++++ DATA PROVIDED

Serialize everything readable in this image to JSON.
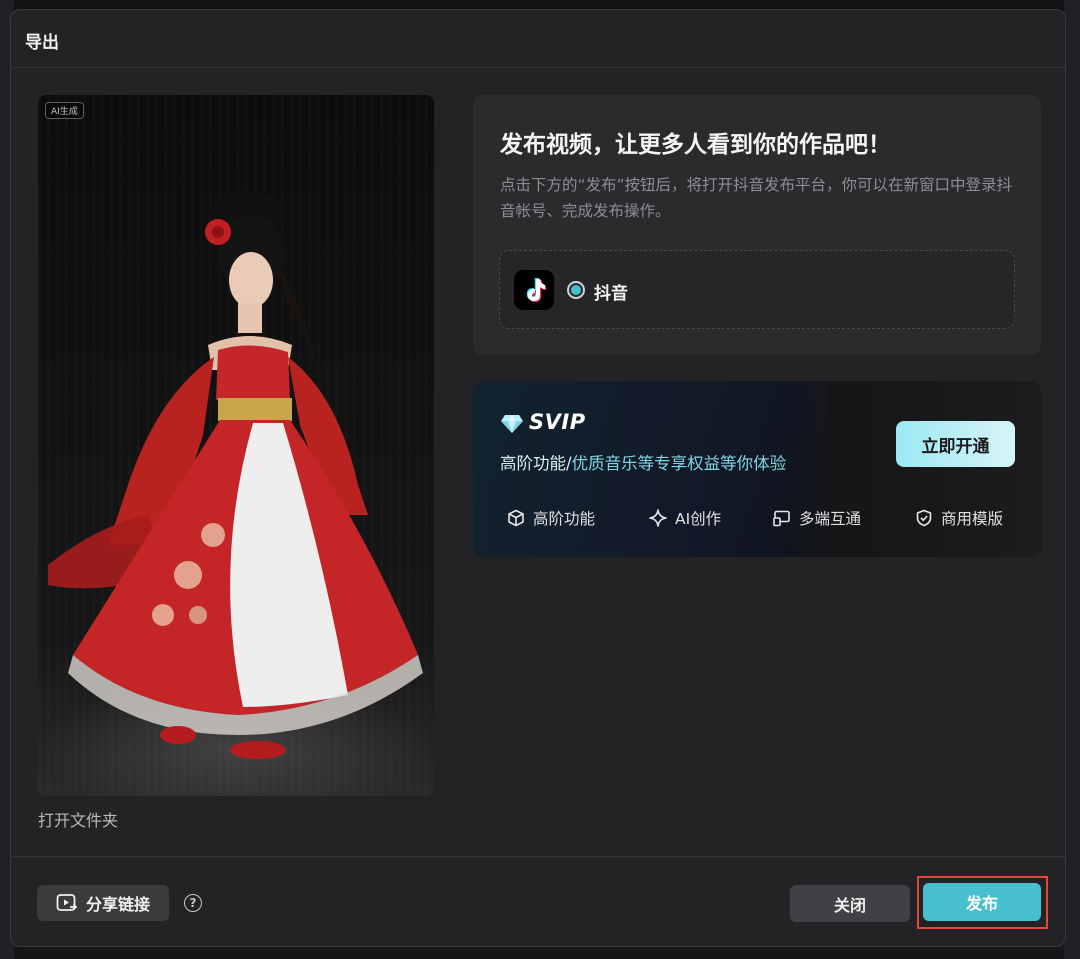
{
  "dialog": {
    "title": "导出"
  },
  "preview": {
    "ai_badge": "AI生成",
    "open_folder": "打开文件夹"
  },
  "publish": {
    "heading": "发布视频，让更多人看到你的作品吧！",
    "description": "点击下方的“发布”按钮后，将打开抖音发布平台，你可以在新窗口中登录抖音帐号、完成发布操作。",
    "platform": {
      "label": "抖音",
      "selected": true,
      "icon": "douyin-logo"
    }
  },
  "svip": {
    "title": "SVIP",
    "desc_part1": "高阶功能/",
    "desc_part2": "优质音乐等专享权益等你体验",
    "open_button": "立即开通",
    "features": [
      {
        "label": "高阶功能",
        "icon": "cube-icon"
      },
      {
        "label": "AI创作",
        "icon": "sparkle-icon"
      },
      {
        "label": "多端互通",
        "icon": "multi-device-icon"
      },
      {
        "label": "商用模版",
        "icon": "shield-check-icon"
      }
    ]
  },
  "footer": {
    "share_label": "分享链接",
    "help": "?",
    "close_label": "关闭",
    "publish_label": "发布"
  },
  "colors": {
    "accent": "#48bfcf",
    "highlight_frame": "#e04a3a"
  }
}
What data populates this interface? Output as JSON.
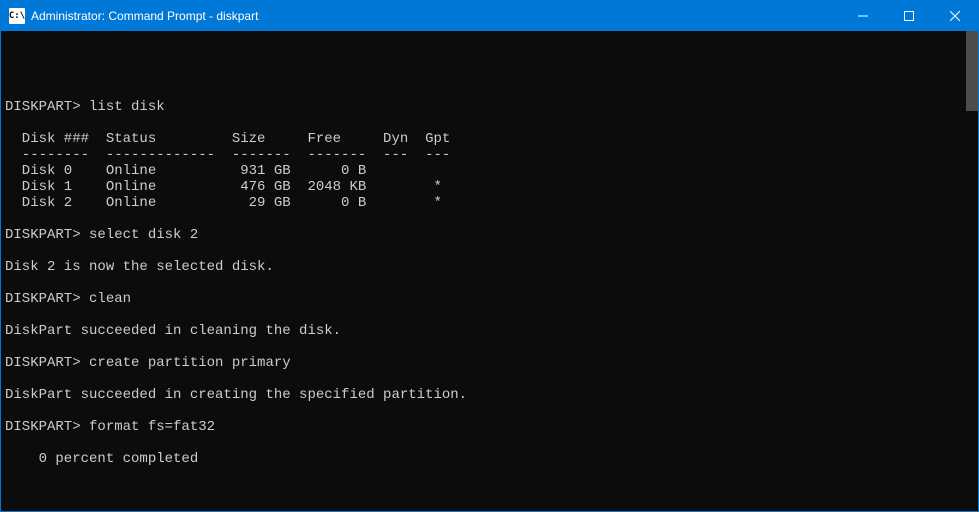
{
  "titlebar": {
    "icon_text": "C:\\",
    "title": "Administrator: Command Prompt - diskpart"
  },
  "terminal": {
    "lines": [
      "",
      "DISKPART> list disk",
      "",
      "  Disk ###  Status         Size     Free     Dyn  Gpt",
      "  --------  -------------  -------  -------  ---  ---",
      "  Disk 0    Online          931 GB      0 B",
      "  Disk 1    Online          476 GB  2048 KB        *",
      "  Disk 2    Online           29 GB      0 B        *",
      "",
      "DISKPART> select disk 2",
      "",
      "Disk 2 is now the selected disk.",
      "",
      "DISKPART> clean",
      "",
      "DiskPart succeeded in cleaning the disk.",
      "",
      "DISKPART> create partition primary",
      "",
      "DiskPart succeeded in creating the specified partition.",
      "",
      "DISKPART> format fs=fat32",
      "",
      "    0 percent completed"
    ]
  }
}
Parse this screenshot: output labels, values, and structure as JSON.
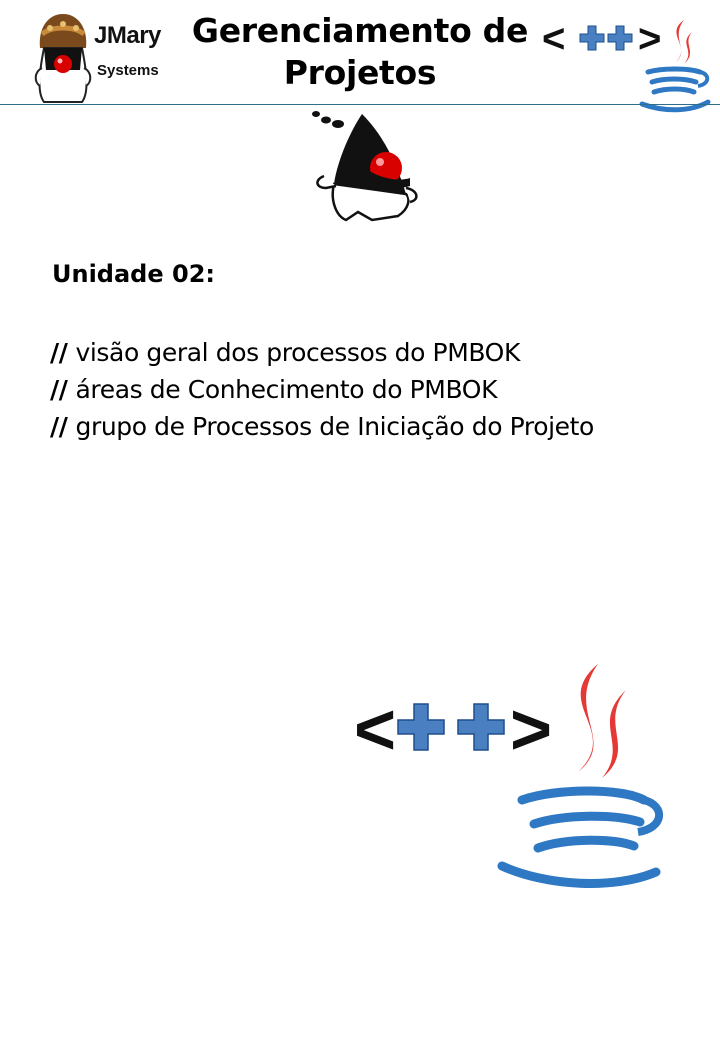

++++++++

### STATED PROBLEM
Exclude all images and restate the records above word for word.

### FINISHED ANSWER
Serialize everything readable in this image to JSON.
{
  "dialog": {
    "title": "导出"
  },
  "preview": {
    "ai_badge": "AI生成",
    "open_folder": "打开文件夹"
  },
  "publish": {
    "heading": "发布视频，让更多人看到你的作品吧！",
    "description": "点击下方的“发布”按钮后，将打开抖音发布平台，你可以在新窗口中登录抖音帐号、完成发布操作。",
    "platform": {
      "label": "抖音",
      "selected": true,
      "icon": "douyin-logo"
    }
  },
  "svip": {
    "title": "SVIP",
    "desc_part1": "高阶功能/",
    "desc_part2": "优质音乐等专享权益等你体验",
    "open_button": "立即开通",
    "features": [
      {
        "label": "高阶功能",
        "icon": "cube-icon"
      },
      {
        "label": "AI创作",
        "icon": "sparkle-icon"
      },
      {
        "label": "多端互通",
        "icon": "multi-device-icon"
      },
      {
        "label": "商用模版",
        "icon": "shield-check-icon"
      }
    ]
  },
  "footer": {
    "share_label": "分享链接",
    "help": "?",
    "close_label": "关闭",
    "publish_label": "发布"
  },
  "colors": {
    "accent": "#48bfcf",
    "highlight_frame": "#e04a3a"
  }
}
What data populates this interface? Output as JSON.
{
  "titlebar": {
    "icon_text": "C:\\",
    "title": "Administrator: Command Prompt - diskpart"
  },
  "terminal": {
    "lines": [
      "",
      "DISKPART> list disk",
      "",
      "  Disk ###  Status         Size     Free     Dyn  Gpt",
      "  --------  -------------  -------  -------  ---  ---",
      "  Disk 0    Online          931 GB      0 B",
      "  Disk 1    Online          476 GB  2048 KB        *",
      "  Disk 2    Online           29 GB      0 B        *",
      "",
      "DISKPART> select disk 2",
      "",
      "Disk 2 is now the selected disk.",
      "",
      "DISKPART> clean",
      "",
      "DiskPart succeeded in cleaning the disk.",
      "",
      "DISKPART> create partition primary",
      "",
      "DiskPart succeeded in creating the specified partition.",
      "",
      "DISKPART> format fs=fat32",
      "",
      "    0 percent completed"
    ]
  }
}
Parse this screenshot: output labels, values, and structure as JSON.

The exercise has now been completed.